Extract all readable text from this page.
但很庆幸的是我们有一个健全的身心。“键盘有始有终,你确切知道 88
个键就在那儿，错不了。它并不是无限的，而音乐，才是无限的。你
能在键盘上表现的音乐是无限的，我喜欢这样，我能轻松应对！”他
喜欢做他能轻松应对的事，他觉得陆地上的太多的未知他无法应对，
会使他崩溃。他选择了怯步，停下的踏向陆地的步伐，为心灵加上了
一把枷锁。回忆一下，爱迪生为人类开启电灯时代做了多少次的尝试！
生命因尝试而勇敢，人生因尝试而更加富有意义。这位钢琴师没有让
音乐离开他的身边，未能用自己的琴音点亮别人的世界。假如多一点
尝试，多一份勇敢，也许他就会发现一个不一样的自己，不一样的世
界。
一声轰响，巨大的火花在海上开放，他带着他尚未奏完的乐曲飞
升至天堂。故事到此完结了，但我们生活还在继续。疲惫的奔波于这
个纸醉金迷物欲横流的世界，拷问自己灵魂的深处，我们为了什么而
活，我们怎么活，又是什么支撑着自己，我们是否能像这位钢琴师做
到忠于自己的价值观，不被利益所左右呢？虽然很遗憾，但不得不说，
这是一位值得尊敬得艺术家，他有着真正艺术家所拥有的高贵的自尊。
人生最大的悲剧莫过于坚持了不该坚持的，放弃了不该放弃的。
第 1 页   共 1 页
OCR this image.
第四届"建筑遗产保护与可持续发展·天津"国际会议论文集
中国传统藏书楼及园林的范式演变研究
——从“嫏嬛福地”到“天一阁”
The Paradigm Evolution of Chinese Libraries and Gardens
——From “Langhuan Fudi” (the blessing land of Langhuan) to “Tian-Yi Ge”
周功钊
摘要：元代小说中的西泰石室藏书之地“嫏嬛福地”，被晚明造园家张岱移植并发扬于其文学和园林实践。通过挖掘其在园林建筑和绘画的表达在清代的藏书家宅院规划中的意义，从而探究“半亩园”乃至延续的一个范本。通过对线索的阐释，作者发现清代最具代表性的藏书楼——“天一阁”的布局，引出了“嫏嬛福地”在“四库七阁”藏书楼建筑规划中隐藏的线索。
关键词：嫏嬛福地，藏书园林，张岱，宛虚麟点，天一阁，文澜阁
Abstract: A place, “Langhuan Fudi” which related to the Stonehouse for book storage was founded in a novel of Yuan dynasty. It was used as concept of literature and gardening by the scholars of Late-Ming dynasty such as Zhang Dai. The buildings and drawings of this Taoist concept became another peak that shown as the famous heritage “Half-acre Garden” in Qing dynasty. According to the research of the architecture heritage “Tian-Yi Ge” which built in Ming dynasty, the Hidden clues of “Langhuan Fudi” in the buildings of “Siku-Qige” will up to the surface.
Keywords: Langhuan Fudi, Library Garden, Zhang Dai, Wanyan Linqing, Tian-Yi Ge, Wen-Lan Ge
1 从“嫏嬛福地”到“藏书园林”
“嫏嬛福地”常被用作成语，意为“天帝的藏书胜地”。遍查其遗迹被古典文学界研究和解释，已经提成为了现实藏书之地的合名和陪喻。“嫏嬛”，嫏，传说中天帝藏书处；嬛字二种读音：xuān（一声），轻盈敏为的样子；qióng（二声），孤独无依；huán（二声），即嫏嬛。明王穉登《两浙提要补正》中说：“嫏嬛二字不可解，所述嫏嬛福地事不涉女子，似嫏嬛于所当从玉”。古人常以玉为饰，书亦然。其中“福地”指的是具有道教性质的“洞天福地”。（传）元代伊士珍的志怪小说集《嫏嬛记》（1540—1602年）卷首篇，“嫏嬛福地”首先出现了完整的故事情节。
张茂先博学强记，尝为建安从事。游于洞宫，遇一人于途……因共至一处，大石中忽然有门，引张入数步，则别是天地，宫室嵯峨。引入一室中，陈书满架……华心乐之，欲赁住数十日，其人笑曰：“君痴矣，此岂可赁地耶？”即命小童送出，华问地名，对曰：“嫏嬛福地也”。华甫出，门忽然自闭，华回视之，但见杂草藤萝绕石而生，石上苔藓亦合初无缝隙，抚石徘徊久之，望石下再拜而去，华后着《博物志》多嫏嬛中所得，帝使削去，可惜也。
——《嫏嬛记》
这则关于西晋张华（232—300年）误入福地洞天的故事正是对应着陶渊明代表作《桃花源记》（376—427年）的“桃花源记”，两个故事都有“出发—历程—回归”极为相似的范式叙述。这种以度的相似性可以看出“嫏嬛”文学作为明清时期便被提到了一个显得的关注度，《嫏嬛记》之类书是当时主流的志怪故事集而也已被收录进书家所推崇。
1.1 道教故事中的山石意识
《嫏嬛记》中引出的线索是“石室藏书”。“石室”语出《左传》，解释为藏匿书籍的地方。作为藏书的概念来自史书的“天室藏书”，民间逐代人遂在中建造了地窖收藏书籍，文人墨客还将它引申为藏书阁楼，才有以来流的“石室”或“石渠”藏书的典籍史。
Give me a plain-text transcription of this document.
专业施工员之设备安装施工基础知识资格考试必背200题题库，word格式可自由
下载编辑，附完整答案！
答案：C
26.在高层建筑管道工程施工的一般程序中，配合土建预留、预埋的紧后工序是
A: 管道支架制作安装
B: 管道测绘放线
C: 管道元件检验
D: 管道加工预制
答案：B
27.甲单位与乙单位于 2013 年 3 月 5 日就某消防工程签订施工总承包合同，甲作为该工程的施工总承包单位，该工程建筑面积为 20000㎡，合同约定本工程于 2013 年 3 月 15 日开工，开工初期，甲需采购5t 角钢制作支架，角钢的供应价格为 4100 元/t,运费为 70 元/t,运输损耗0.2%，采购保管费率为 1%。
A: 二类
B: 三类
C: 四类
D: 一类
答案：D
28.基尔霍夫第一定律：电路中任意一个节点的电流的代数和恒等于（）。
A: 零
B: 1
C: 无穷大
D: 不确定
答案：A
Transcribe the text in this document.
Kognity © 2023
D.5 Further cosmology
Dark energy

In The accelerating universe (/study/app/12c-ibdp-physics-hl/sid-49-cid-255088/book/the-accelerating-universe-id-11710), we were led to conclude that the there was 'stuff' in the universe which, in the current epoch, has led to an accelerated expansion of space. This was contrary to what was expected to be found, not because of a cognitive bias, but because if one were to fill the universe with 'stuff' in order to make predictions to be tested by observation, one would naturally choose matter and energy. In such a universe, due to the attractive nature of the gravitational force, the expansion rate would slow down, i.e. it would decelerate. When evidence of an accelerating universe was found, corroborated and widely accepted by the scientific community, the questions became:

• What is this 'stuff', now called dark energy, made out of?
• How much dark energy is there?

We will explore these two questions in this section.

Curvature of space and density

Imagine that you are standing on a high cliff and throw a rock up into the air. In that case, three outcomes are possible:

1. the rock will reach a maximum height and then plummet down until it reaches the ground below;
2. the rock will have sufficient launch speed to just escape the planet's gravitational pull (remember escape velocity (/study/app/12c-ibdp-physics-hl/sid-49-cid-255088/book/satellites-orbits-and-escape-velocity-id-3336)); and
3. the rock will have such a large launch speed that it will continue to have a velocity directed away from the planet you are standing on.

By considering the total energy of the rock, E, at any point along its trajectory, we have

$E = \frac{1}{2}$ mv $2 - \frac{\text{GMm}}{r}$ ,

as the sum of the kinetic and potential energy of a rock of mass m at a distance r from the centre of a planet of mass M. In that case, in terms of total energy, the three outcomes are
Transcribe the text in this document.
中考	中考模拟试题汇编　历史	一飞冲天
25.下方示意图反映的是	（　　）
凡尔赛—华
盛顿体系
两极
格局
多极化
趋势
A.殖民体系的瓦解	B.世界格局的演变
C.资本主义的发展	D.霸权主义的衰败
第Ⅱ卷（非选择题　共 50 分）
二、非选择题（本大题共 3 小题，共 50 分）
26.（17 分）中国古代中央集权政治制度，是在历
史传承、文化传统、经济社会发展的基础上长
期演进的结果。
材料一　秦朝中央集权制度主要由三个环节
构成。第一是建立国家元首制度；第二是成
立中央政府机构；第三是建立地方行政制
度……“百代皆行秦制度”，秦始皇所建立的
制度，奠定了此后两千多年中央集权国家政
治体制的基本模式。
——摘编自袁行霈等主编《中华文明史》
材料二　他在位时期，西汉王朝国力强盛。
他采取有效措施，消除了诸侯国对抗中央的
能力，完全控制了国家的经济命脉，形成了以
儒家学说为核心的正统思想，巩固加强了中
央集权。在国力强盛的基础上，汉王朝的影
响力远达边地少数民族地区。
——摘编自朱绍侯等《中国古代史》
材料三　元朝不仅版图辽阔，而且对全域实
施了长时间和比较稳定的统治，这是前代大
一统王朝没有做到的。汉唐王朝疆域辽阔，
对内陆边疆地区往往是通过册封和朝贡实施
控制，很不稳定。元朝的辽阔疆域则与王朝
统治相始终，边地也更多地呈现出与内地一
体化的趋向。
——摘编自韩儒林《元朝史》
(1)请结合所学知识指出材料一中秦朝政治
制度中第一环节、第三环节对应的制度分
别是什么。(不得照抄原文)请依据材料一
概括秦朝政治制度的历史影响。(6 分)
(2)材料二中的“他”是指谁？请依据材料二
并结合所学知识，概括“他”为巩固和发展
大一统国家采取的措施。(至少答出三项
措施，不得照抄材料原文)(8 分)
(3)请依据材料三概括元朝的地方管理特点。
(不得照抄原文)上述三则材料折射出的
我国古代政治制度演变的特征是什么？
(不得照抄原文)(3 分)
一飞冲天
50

----

→ YOUR INSTRUCTIONS: Pull out all lines from the entries above that include the word "standing".

→ RESPONSE:
Imagine that you are standing on a high cliff and throw a rock up into the air. In that case, three outcomes are possible:
3. the rock will have such a large launch speed that it will continue to have a velocity directed away from the planet you are standing on.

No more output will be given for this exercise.